## Aim
Where the string "text" occurs in the material below, report the whole line.

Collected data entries
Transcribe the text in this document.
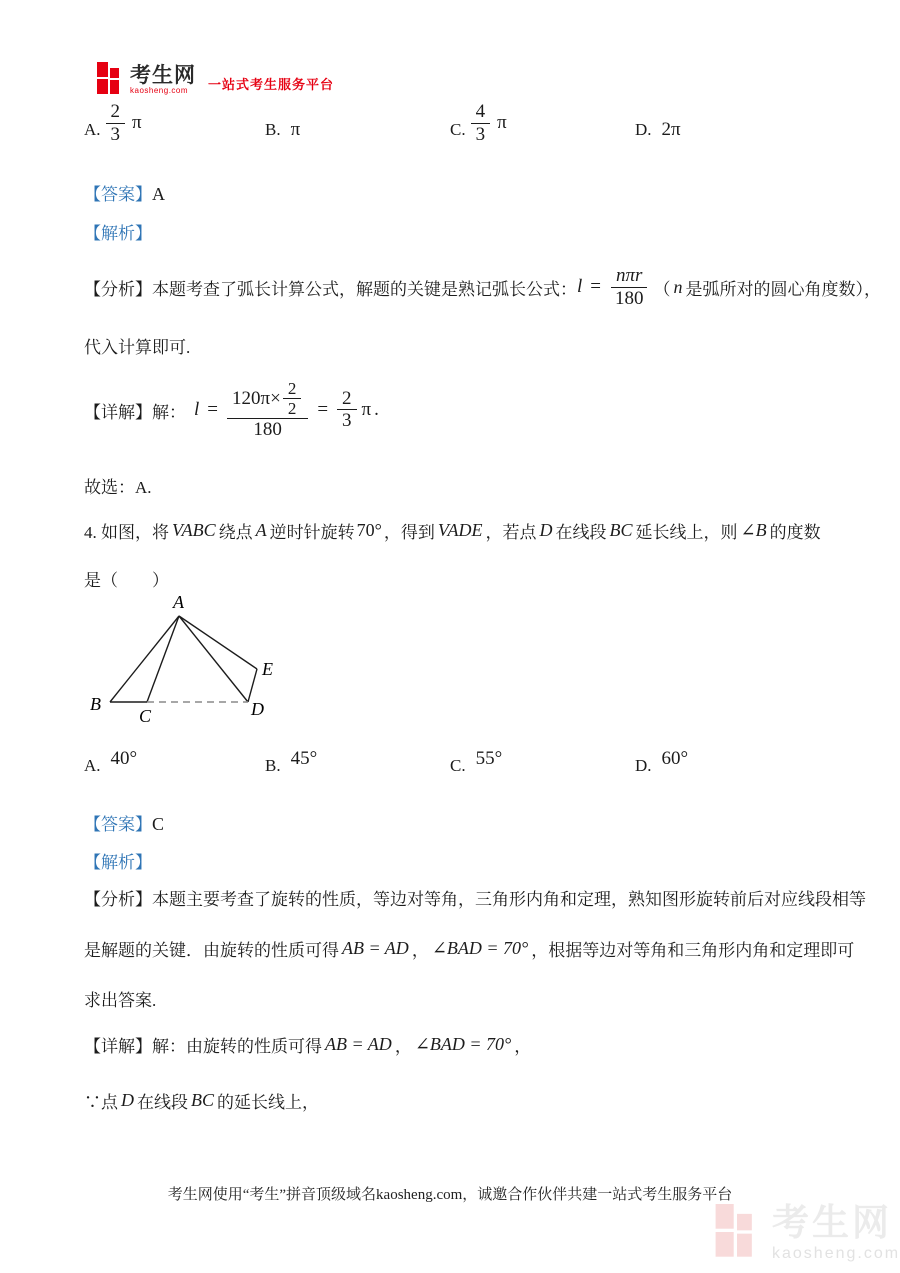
考生网
kaosheng.com	一站式考生服务平台
A. $\frac{2}{3}$ π	B. π	C. $\frac{4}{3}$ π	D. 2π
【答案】A
【解析】
【分析】 本题考查了弧长计算公式，解题的关键是熟记弧长公式： $l = \frac{\text{nπr}}{180}$ （ n 是弧所对的圆心角度数），
代入计算即可.
【详解】 解： $l = \frac{120\pi\times \frac{2}{2}}{180} = \frac{2}{3}$ π .
故选：A.
4. 如图，将 VABC 绕点 A 逆时针旋转 70° ，得到 VADE ，若点 D 在线段 BC 延长线上，则 ∠B 的度数
是（　　）
A
B
C	D
E
A. 40°	B. 45°	C. 55°	D. 60°
【答案】C
【解析】
【分析】本题主要考查了旋转的性质，等边对等角，三角形内角和定理，熟知图形旋转前后对应线段相等
是解题的关键．由旋转的性质可得 AB = AD ， ∠BAD = 70° ，根据等边对等角和三角形内角和定理即可
求出答案.
【详解】 解：由旋转的性质可得 AB = AD ， ∠BAD = 70° ，
∵点 D 在线段 BC 的延长线上，
考生网使用“考生”拼音顶级域名kaosheng.com，诚邀合作伙伴共建一站式考生服务平台
考生网
kaosheng.com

## Output
Transcribe the text in this document.
【分析】 本题考查了弧长计算公式，解题的关键是熟记弧长公式： $l = \frac{\text{nπr}}{180}$ （ n 是弧所对的圆心角度数），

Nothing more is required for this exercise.